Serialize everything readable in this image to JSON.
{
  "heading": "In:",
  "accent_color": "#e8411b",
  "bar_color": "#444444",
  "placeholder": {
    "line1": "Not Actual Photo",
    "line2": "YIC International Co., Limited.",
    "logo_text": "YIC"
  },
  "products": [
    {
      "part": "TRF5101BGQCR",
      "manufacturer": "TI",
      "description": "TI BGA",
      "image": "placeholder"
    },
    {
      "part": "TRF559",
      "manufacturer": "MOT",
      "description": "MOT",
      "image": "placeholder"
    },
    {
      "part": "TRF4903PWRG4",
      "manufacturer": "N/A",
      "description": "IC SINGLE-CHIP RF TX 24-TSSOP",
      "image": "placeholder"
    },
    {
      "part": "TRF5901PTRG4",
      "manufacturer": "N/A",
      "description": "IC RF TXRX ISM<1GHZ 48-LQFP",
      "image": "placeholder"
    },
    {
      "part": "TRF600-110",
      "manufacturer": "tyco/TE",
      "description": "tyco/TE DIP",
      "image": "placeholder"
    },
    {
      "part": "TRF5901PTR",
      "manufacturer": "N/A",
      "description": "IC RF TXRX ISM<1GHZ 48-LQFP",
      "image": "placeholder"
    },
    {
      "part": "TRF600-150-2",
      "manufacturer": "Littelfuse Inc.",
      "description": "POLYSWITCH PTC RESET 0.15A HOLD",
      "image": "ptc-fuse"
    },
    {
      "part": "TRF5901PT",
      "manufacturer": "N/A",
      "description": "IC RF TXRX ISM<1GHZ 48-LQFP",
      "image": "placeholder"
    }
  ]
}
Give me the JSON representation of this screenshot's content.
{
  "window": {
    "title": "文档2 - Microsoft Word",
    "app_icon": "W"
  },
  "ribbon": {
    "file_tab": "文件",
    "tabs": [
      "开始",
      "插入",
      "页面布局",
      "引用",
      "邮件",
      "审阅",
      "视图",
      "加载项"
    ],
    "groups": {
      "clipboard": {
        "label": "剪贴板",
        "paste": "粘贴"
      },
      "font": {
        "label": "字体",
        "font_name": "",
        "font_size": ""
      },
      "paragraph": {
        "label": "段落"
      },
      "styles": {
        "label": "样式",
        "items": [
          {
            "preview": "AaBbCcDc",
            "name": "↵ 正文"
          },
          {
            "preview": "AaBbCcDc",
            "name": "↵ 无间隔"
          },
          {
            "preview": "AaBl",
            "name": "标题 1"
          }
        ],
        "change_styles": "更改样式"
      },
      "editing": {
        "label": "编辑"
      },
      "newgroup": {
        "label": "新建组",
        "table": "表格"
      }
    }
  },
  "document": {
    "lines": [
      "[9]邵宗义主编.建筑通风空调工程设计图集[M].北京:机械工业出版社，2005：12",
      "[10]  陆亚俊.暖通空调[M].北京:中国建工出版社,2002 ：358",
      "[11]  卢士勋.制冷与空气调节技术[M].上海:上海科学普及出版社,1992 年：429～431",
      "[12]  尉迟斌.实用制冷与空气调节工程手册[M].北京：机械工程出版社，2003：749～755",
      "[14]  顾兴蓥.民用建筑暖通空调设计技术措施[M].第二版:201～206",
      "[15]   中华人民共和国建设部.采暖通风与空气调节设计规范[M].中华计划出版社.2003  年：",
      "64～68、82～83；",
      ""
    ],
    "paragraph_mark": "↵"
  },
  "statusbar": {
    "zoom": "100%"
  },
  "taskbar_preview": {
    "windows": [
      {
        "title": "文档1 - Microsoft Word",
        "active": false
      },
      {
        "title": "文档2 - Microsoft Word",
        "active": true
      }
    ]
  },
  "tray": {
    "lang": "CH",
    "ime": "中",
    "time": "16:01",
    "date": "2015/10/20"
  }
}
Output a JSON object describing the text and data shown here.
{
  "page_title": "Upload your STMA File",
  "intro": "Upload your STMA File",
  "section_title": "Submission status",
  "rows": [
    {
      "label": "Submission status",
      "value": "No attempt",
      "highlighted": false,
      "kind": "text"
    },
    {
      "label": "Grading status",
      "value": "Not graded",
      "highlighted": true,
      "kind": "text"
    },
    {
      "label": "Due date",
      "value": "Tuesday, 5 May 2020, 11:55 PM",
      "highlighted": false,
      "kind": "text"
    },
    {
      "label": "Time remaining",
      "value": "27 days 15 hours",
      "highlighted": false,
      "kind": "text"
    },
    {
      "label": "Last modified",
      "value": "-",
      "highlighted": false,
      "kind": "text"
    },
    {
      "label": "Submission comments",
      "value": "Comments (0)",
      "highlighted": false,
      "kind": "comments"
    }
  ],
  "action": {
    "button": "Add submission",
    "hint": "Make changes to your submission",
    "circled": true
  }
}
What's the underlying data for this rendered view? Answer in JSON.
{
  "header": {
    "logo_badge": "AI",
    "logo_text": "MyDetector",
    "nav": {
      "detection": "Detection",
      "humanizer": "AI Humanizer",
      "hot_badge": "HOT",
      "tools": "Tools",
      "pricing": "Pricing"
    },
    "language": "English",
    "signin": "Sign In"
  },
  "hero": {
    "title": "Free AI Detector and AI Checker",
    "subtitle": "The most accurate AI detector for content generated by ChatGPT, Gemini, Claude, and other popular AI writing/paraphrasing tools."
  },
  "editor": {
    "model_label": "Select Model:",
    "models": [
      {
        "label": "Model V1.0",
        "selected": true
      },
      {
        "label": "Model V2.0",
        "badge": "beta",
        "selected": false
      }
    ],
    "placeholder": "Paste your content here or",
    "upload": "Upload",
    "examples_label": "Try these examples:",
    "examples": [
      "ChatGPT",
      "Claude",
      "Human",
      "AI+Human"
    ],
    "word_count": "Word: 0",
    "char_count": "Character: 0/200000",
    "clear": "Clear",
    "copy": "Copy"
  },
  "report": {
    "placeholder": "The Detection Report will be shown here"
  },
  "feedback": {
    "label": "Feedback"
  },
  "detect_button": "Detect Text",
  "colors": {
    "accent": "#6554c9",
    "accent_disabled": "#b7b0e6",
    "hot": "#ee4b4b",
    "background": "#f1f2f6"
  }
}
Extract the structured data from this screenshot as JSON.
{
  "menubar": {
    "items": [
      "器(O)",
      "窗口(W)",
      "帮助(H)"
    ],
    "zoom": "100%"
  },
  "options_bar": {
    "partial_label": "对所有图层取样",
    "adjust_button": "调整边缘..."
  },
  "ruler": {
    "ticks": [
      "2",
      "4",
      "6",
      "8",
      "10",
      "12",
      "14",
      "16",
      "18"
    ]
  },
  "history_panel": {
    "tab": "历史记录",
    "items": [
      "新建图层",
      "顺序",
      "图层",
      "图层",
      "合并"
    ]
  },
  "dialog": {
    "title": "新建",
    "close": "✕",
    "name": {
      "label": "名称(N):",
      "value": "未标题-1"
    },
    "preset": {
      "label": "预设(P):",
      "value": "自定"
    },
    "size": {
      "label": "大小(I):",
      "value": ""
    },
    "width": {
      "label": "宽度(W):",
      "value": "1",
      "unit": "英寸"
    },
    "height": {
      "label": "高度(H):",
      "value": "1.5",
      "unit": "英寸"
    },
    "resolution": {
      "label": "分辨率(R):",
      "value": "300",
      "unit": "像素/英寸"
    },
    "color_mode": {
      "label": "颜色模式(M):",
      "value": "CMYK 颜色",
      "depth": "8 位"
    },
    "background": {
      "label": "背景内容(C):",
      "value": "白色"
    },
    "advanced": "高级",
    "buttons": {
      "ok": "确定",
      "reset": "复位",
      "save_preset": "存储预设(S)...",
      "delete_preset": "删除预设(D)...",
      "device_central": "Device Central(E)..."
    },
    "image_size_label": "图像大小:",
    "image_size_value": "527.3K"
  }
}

++++++++++

Directions:
Only the number is wanted: how many lines above include the word "this"?

Task solution:
4